Scan the records below. List lines holding "Lime".

DATA TO USE:
▬▬▬▬▬▬▬▬▬▬
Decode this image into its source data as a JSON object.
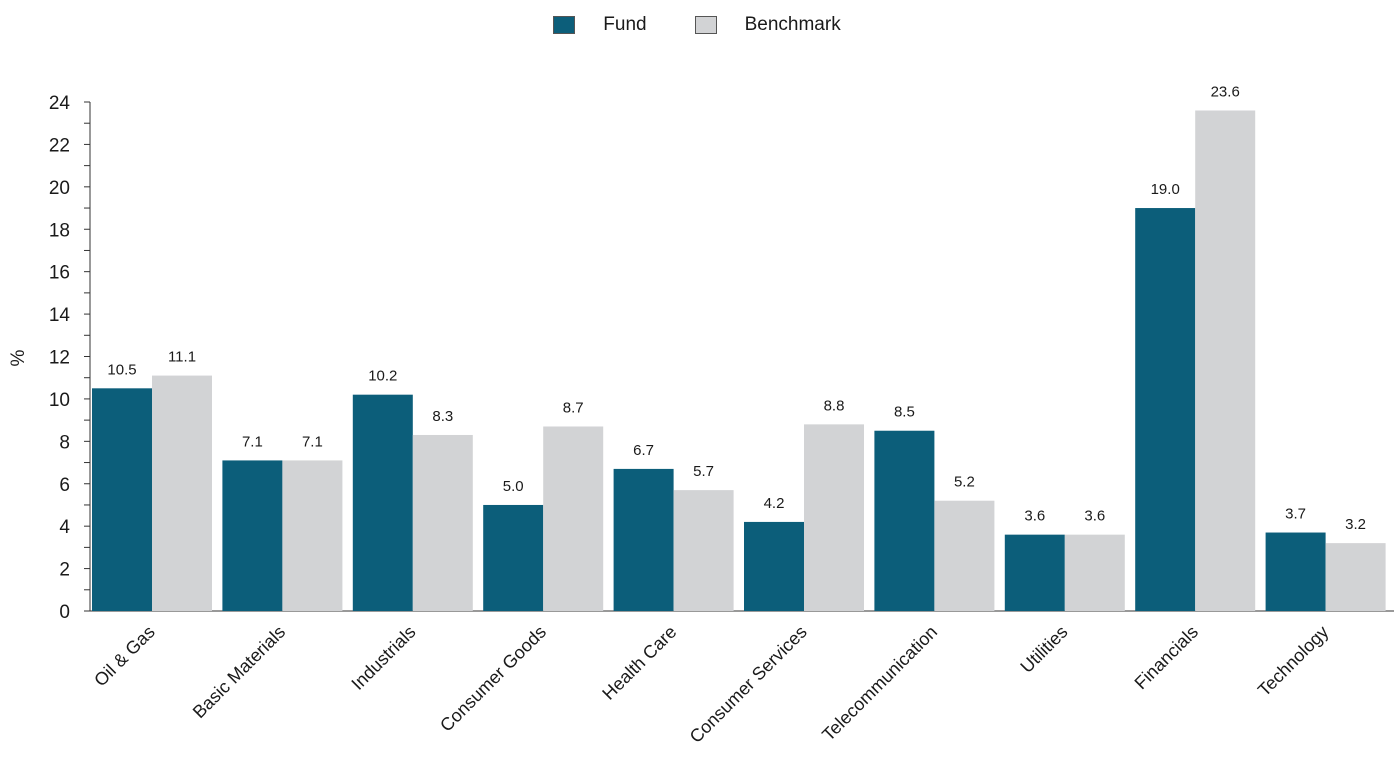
{
  "chart_data": {
    "type": "bar",
    "title": "",
    "xlabel": "",
    "ylabel": "%",
    "ylim": [
      0,
      24
    ],
    "y_major_step": 2,
    "y_minor_step": 1,
    "grid": false,
    "legend_position": "top-center",
    "categories": [
      "Oil & Gas",
      "Basic Materials",
      "Industrials",
      "Consumer Goods",
      "Health Care",
      "Consumer Services",
      "Telecommunication",
      "Utilities",
      "Financials",
      "Technology"
    ],
    "series": [
      {
        "name": "Fund",
        "color": "#0c5e7a",
        "values": [
          10.5,
          7.1,
          10.2,
          5.0,
          6.7,
          4.2,
          8.5,
          3.6,
          19.0,
          3.7
        ]
      },
      {
        "name": "Benchmark",
        "color": "#d2d3d5",
        "values": [
          11.1,
          7.1,
          8.3,
          8.7,
          5.7,
          8.8,
          5.2,
          3.6,
          23.6,
          3.2
        ]
      }
    ]
  }
}
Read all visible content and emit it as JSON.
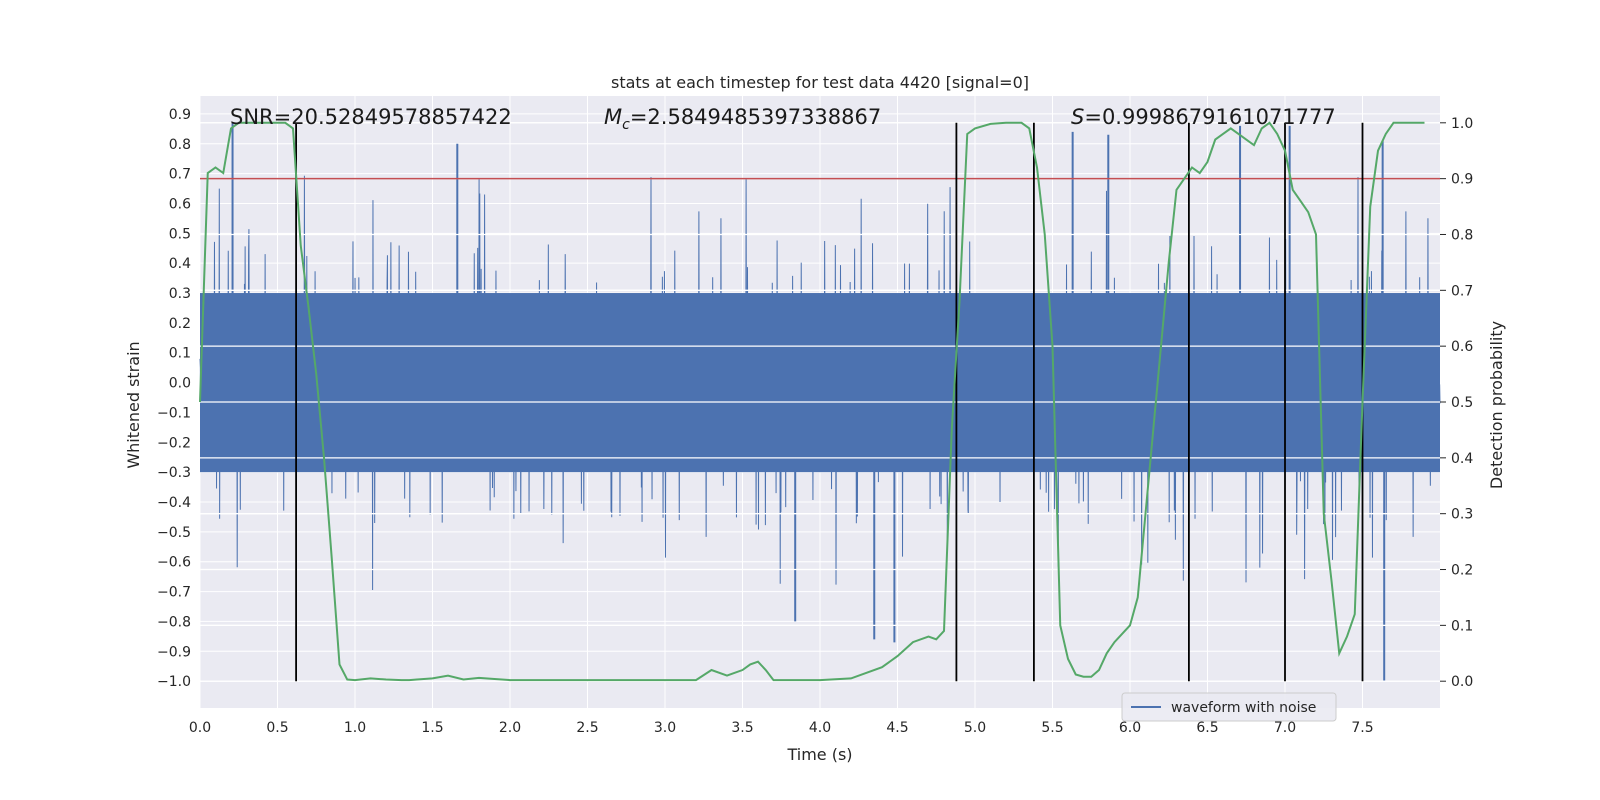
{
  "chart_data": {
    "type": "line",
    "title": "stats at each timestep for test data 4420 [signal=0]",
    "xlabel": "Time (s)",
    "ylabel": "Whitened strain",
    "y2label": "Detection probability",
    "xlim": [
      0.0,
      8.0
    ],
    "ylim": [
      -1.09,
      0.96
    ],
    "y2lim": [
      -0.048,
      1.048
    ],
    "xticks": [
      "0.0",
      "0.5",
      "1.0",
      "1.5",
      "2.0",
      "2.5",
      "3.0",
      "3.5",
      "4.0",
      "4.5",
      "5.0",
      "5.5",
      "6.0",
      "6.5",
      "7.0",
      "7.5"
    ],
    "yticks": [
      "0.9",
      "0.8",
      "0.7",
      "0.6",
      "0.5",
      "0.4",
      "0.3",
      "0.2",
      "0.1",
      "0.0",
      "-0.1",
      "-0.2",
      "-0.3",
      "-0.4",
      "-0.5",
      "-0.6",
      "-0.7",
      "-0.8",
      "-0.9",
      "-1.0"
    ],
    "y2ticks": [
      "1.0",
      "0.9",
      "0.8",
      "0.7",
      "0.6",
      "0.5",
      "0.4",
      "0.3",
      "0.2",
      "0.1",
      "0.0"
    ],
    "annotations": {
      "snr": "SNR=20.52849578857422",
      "mc_value": "=2.5849485397338867",
      "s_value": "=0.9998679161071777"
    },
    "threshold": 0.9,
    "event_lines_x": [
      0.62,
      4.88,
      5.38,
      6.38,
      7.0,
      7.5
    ],
    "legend": [
      "waveform with noise"
    ],
    "legend_position": "lower-right",
    "waveform": {
      "name": "waveform with noise",
      "color": "#4c72b0",
      "x_range": [
        0.0,
        8.0
      ],
      "core_amplitude": 0.3,
      "notable_peaks": [
        {
          "x": 0.21,
          "y": 0.87
        },
        {
          "x": 1.66,
          "y": 0.8
        },
        {
          "x": 3.84,
          "y": -0.8
        },
        {
          "x": 4.35,
          "y": -0.86
        },
        {
          "x": 4.48,
          "y": -0.87
        },
        {
          "x": 5.63,
          "y": 0.84
        },
        {
          "x": 5.86,
          "y": 0.83
        },
        {
          "x": 6.71,
          "y": 0.86
        },
        {
          "x": 7.03,
          "y": 0.86
        },
        {
          "x": 7.63,
          "y": 0.81
        },
        {
          "x": 7.64,
          "y": -1.0
        }
      ]
    },
    "probability": {
      "name": "Detection probability",
      "color": "#55a868",
      "x": [
        0.0,
        0.05,
        0.1,
        0.15,
        0.2,
        0.25,
        0.3,
        0.35,
        0.4,
        0.45,
        0.5,
        0.55,
        0.6,
        0.65,
        0.7,
        0.75,
        0.8,
        0.85,
        0.9,
        0.95,
        1.0,
        1.1,
        1.2,
        1.3,
        1.35,
        1.4,
        1.5,
        1.6,
        1.7,
        1.8,
        1.9,
        2.0,
        2.1,
        2.2,
        2.5,
        3.0,
        3.2,
        3.3,
        3.4,
        3.5,
        3.55,
        3.6,
        3.65,
        3.7,
        3.8,
        4.0,
        4.2,
        4.3,
        4.4,
        4.5,
        4.6,
        4.7,
        4.75,
        4.8,
        4.85,
        4.9,
        4.95,
        5.0,
        5.1,
        5.2,
        5.3,
        5.35,
        5.4,
        5.45,
        5.5,
        5.55,
        5.6,
        5.65,
        5.7,
        5.75,
        5.8,
        5.85,
        5.9,
        6.0,
        6.05,
        6.1,
        6.15,
        6.2,
        6.25,
        6.3,
        6.35,
        6.4,
        6.45,
        6.5,
        6.55,
        6.6,
        6.65,
        6.7,
        6.75,
        6.8,
        6.85,
        6.9,
        6.95,
        7.0,
        7.05,
        7.1,
        7.15,
        7.2,
        7.25,
        7.3,
        7.35,
        7.4,
        7.45,
        7.5,
        7.55,
        7.6,
        7.65,
        7.7,
        7.75,
        7.8,
        7.85,
        7.9
      ],
      "y": [
        0.5,
        0.91,
        0.92,
        0.91,
        0.99,
        1.0,
        1.0,
        1.0,
        1.0,
        1.0,
        1.0,
        1.0,
        0.99,
        0.78,
        0.67,
        0.55,
        0.4,
        0.22,
        0.03,
        0.003,
        0.002,
        0.005,
        0.003,
        0.002,
        0.002,
        0.003,
        0.005,
        0.01,
        0.003,
        0.006,
        0.004,
        0.002,
        0.002,
        0.002,
        0.002,
        0.002,
        0.002,
        0.02,
        0.01,
        0.02,
        0.03,
        0.035,
        0.02,
        0.002,
        0.002,
        0.002,
        0.005,
        0.015,
        0.025,
        0.045,
        0.07,
        0.08,
        0.075,
        0.09,
        0.45,
        0.68,
        0.98,
        0.99,
        0.998,
        1.0,
        1.0,
        0.99,
        0.92,
        0.8,
        0.6,
        0.1,
        0.04,
        0.012,
        0.008,
        0.008,
        0.02,
        0.05,
        0.07,
        0.1,
        0.15,
        0.3,
        0.45,
        0.6,
        0.75,
        0.88,
        0.9,
        0.92,
        0.91,
        0.93,
        0.97,
        0.98,
        0.99,
        0.98,
        0.97,
        0.96,
        0.99,
        1.0,
        0.98,
        0.95,
        0.88,
        0.86,
        0.84,
        0.8,
        0.3,
        0.18,
        0.05,
        0.08,
        0.12,
        0.5,
        0.85,
        0.95,
        0.98,
        1.0,
        1.0,
        1.0,
        1.0,
        1.0
      ]
    }
  }
}
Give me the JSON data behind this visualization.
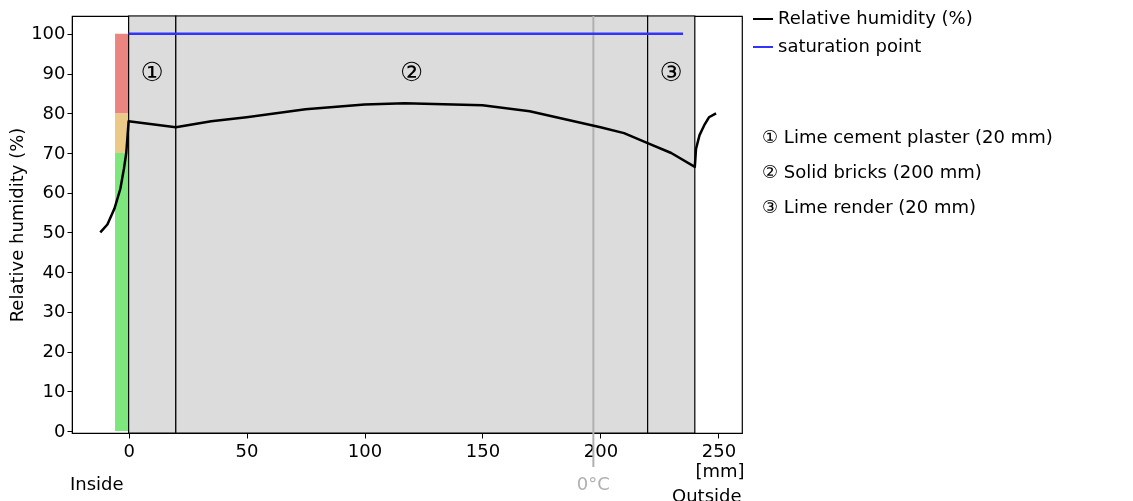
{
  "chart_data": {
    "type": "line",
    "ylabel": "Relative humidity (%)",
    "xlabel": "[mm]",
    "xlim": [
      -24,
      260
    ],
    "xticks": [
      0,
      50,
      100,
      150,
      200,
      250
    ],
    "ylim": [
      -0.5,
      104.5
    ],
    "yticks": [
      0,
      10,
      20,
      30,
      40,
      50,
      60,
      70,
      80,
      90,
      100
    ],
    "grid": false,
    "legend": "top right",
    "marker": "none",
    "line_style": "solid",
    "series": [
      {
        "name": "Relative humidity (%)",
        "color": "#000000",
        "x": [
          -12,
          -9,
          -6,
          -3.5,
          -2,
          -1,
          0,
          20,
          35,
          50,
          75,
          100,
          117,
          150,
          170,
          185,
          200,
          210,
          220,
          230,
          240,
          240.5,
          242,
          244,
          246,
          249
        ],
        "values": [
          50,
          52,
          56,
          61,
          66,
          70,
          78,
          76.5,
          78,
          79,
          81,
          82.2,
          82.5,
          82,
          80.5,
          78.5,
          76.5,
          75,
          72.5,
          70,
          66.5,
          71,
          74.5,
          77,
          79,
          80
        ]
      },
      {
        "name": "saturation point",
        "color": "#3333ff",
        "x": [
          0,
          235
        ],
        "values": [
          100,
          100
        ]
      },
      {
        "type": "bar",
        "color": "#7de67d",
        "x": [
          -3
        ],
        "base": [
          0
        ],
        "values": [
          70
        ]
      },
      {
        "type": "bar",
        "color": "#ebc987",
        "x": [
          -3
        ],
        "base": [
          70
        ],
        "values": [
          10
        ]
      },
      {
        "type": "bar",
        "color": "#eb8580",
        "x": [
          -3
        ],
        "base": [
          80
        ],
        "values": [
          20
        ]
      }
    ],
    "bands": [
      {
        "axis": "x",
        "from": 0,
        "to": 20,
        "label": "①",
        "color": "#dcdcdc"
      },
      {
        "axis": "x",
        "from": 20,
        "to": 220,
        "label": "②",
        "color": "#dcdcdc"
      },
      {
        "axis": "x",
        "from": 220,
        "to": 240,
        "label": "③",
        "color": "#dcdcdc"
      }
    ],
    "ref_lines": [
      {
        "axis": "x",
        "value": 197,
        "label": "0°C",
        "color": "#b0b0b0"
      }
    ],
    "annotations": [
      "① Lime cement plaster (20 mm)",
      "② Solid bricks (200 mm)",
      "③ Lime render (20 mm)",
      "Inside",
      "Outside"
    ]
  }
}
▬▬▬▬▬▬▬▬▬▬
FULL SOLUTION:
      "① Lime cement plaster (20 mm)",
      "③ Lime render (20 mm)",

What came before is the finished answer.